- Directions for this task
Determine how many lines in these records hold "Time". Only the number is wanted.

===== Stored rows =====

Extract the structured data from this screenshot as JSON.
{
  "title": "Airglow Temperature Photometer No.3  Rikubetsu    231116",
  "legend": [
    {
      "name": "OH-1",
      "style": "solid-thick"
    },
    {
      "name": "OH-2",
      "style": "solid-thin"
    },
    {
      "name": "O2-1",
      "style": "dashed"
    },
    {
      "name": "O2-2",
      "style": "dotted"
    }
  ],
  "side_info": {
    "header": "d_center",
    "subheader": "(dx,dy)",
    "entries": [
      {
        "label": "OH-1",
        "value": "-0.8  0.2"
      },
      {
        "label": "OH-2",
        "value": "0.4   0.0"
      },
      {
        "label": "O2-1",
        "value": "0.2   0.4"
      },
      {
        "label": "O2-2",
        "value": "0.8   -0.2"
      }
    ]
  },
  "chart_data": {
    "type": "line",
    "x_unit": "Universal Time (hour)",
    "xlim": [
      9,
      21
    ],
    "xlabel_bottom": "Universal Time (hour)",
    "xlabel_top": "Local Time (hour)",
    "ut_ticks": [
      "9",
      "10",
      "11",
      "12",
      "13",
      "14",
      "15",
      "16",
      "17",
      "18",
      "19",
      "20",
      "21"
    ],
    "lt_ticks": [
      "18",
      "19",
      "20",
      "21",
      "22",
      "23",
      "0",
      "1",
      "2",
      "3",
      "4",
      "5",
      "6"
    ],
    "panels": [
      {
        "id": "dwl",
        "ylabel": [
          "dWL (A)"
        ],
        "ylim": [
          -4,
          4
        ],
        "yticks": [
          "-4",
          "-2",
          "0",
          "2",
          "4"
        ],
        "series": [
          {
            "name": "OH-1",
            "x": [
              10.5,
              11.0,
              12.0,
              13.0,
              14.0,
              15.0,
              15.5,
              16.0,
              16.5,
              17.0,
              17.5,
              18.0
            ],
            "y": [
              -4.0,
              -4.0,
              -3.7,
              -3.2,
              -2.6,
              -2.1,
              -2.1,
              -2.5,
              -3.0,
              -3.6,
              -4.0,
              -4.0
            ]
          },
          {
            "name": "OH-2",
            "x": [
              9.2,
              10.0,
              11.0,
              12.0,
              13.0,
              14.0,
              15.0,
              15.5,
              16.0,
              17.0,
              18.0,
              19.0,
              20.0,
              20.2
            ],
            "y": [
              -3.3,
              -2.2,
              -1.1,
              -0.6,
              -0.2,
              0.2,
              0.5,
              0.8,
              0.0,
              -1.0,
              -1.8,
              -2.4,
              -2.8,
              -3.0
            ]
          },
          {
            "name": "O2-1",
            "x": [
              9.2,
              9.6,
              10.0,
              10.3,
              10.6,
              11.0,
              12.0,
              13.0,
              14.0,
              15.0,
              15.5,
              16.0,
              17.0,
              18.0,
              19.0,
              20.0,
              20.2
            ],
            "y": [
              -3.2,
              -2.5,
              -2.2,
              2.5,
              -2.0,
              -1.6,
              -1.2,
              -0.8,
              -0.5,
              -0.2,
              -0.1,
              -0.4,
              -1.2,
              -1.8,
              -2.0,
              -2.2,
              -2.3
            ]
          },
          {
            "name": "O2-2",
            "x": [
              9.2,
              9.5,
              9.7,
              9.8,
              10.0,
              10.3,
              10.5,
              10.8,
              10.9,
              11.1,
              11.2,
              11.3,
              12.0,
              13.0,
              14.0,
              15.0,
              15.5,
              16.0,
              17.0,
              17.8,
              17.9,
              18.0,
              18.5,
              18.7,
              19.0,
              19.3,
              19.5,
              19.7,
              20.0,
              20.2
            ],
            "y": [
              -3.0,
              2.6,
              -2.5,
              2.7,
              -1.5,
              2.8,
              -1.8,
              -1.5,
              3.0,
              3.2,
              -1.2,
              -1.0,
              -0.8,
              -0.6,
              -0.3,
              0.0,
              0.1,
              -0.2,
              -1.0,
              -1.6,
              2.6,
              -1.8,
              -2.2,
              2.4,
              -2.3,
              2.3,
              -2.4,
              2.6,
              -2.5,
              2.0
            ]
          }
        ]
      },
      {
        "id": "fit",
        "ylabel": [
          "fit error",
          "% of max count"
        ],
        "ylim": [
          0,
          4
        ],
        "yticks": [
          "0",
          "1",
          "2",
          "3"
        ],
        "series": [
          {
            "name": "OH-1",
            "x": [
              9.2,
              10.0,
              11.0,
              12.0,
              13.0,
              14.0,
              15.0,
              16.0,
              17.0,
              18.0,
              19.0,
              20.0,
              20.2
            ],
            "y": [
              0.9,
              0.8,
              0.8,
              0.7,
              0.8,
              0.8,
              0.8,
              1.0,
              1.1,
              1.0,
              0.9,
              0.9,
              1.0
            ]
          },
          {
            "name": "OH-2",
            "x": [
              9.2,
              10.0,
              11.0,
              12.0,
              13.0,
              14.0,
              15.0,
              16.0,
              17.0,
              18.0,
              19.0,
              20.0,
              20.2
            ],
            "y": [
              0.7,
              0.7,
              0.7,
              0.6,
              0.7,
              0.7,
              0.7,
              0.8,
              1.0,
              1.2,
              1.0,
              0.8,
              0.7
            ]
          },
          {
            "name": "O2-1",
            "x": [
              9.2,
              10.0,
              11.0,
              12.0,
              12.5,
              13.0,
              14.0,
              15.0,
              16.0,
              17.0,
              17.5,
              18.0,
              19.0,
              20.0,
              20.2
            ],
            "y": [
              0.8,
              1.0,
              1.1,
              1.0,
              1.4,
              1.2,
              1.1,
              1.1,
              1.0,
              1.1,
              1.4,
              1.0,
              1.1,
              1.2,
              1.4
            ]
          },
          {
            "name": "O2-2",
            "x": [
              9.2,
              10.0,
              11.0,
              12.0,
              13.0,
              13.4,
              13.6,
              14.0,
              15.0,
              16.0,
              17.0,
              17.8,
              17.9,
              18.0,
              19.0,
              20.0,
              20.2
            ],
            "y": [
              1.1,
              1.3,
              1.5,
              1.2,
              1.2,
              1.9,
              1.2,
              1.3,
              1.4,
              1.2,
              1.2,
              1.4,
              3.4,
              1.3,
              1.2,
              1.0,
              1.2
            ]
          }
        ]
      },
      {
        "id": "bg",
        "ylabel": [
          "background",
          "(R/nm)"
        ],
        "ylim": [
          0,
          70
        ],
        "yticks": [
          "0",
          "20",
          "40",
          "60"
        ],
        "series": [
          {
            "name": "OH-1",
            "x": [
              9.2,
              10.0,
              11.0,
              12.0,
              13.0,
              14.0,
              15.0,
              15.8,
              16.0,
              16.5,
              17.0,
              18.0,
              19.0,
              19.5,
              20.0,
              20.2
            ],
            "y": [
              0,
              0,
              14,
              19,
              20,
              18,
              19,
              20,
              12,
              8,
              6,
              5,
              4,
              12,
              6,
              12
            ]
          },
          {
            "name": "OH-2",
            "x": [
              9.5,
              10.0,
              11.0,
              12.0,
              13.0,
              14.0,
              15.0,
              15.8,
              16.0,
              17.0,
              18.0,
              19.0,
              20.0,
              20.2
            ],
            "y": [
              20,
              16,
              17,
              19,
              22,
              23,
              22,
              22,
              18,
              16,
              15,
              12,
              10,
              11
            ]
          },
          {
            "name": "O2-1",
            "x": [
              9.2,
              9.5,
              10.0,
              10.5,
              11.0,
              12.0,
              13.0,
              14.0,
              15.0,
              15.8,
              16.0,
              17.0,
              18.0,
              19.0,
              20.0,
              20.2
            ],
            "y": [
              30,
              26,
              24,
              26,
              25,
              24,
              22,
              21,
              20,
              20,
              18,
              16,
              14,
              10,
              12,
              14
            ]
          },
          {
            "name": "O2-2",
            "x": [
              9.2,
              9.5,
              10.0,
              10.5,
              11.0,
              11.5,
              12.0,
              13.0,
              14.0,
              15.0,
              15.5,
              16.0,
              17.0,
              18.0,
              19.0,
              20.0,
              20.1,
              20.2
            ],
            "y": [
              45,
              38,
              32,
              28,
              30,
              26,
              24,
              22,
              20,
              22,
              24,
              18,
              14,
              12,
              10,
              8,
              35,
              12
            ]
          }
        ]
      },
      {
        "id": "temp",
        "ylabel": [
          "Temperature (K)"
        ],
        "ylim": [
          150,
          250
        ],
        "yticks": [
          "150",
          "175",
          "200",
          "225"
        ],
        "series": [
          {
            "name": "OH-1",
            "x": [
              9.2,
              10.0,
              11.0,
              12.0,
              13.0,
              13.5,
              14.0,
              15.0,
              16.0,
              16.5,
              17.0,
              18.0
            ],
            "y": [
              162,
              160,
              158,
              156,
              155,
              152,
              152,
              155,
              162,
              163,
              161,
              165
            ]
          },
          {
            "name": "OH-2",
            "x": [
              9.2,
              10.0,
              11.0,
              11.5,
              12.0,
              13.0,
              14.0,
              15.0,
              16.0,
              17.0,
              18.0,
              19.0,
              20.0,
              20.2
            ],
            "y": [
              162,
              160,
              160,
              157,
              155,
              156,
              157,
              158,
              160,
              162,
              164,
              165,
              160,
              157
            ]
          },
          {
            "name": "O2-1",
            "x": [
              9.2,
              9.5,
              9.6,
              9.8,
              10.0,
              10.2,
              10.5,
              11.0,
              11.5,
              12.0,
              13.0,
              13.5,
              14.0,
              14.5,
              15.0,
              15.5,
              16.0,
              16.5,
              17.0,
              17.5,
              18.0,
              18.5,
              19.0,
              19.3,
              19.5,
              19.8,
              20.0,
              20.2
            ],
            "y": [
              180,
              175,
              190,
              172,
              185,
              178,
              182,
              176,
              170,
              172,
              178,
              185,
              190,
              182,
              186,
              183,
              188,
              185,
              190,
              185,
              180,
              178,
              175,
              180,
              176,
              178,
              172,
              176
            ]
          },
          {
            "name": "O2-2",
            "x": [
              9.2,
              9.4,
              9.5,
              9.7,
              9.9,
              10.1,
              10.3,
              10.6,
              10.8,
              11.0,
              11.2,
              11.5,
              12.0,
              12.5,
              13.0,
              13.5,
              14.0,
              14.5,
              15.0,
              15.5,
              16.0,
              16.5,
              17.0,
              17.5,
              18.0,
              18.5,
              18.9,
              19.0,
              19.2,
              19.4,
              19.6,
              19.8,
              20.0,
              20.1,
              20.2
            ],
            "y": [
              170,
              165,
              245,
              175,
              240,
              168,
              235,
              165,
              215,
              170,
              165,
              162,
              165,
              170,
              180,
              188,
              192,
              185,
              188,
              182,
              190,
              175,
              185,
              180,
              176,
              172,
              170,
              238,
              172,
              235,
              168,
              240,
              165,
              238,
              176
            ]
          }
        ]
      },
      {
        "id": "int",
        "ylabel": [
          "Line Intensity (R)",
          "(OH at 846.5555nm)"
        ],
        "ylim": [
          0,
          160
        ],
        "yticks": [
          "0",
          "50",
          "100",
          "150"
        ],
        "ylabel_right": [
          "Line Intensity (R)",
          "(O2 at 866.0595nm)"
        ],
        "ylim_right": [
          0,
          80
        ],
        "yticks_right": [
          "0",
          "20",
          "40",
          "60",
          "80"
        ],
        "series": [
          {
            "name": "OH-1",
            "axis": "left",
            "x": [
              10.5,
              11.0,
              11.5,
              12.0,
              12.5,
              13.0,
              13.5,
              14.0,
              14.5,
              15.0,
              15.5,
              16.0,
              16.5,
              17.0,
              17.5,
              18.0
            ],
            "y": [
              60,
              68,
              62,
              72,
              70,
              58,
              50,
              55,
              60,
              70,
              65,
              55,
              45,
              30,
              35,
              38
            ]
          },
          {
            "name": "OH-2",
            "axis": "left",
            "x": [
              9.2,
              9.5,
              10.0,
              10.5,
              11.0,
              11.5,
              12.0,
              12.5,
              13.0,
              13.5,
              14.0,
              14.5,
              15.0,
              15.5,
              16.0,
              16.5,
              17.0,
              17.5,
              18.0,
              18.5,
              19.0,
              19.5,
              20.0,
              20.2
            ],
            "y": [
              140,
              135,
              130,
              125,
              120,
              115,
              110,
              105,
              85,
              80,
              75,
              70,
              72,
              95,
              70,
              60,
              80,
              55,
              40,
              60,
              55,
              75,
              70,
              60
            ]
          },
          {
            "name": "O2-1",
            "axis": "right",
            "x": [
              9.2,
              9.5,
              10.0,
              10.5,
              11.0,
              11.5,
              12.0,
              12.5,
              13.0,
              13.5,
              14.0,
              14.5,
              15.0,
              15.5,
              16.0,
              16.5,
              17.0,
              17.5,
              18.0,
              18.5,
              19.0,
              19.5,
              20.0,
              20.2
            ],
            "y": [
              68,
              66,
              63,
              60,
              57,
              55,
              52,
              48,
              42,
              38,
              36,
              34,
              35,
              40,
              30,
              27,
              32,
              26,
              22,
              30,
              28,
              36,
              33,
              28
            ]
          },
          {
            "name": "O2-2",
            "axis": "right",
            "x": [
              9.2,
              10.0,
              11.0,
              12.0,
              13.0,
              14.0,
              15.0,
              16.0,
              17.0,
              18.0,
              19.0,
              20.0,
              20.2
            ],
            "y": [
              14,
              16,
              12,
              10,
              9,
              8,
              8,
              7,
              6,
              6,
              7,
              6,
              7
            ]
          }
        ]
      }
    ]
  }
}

=====

- Written response
3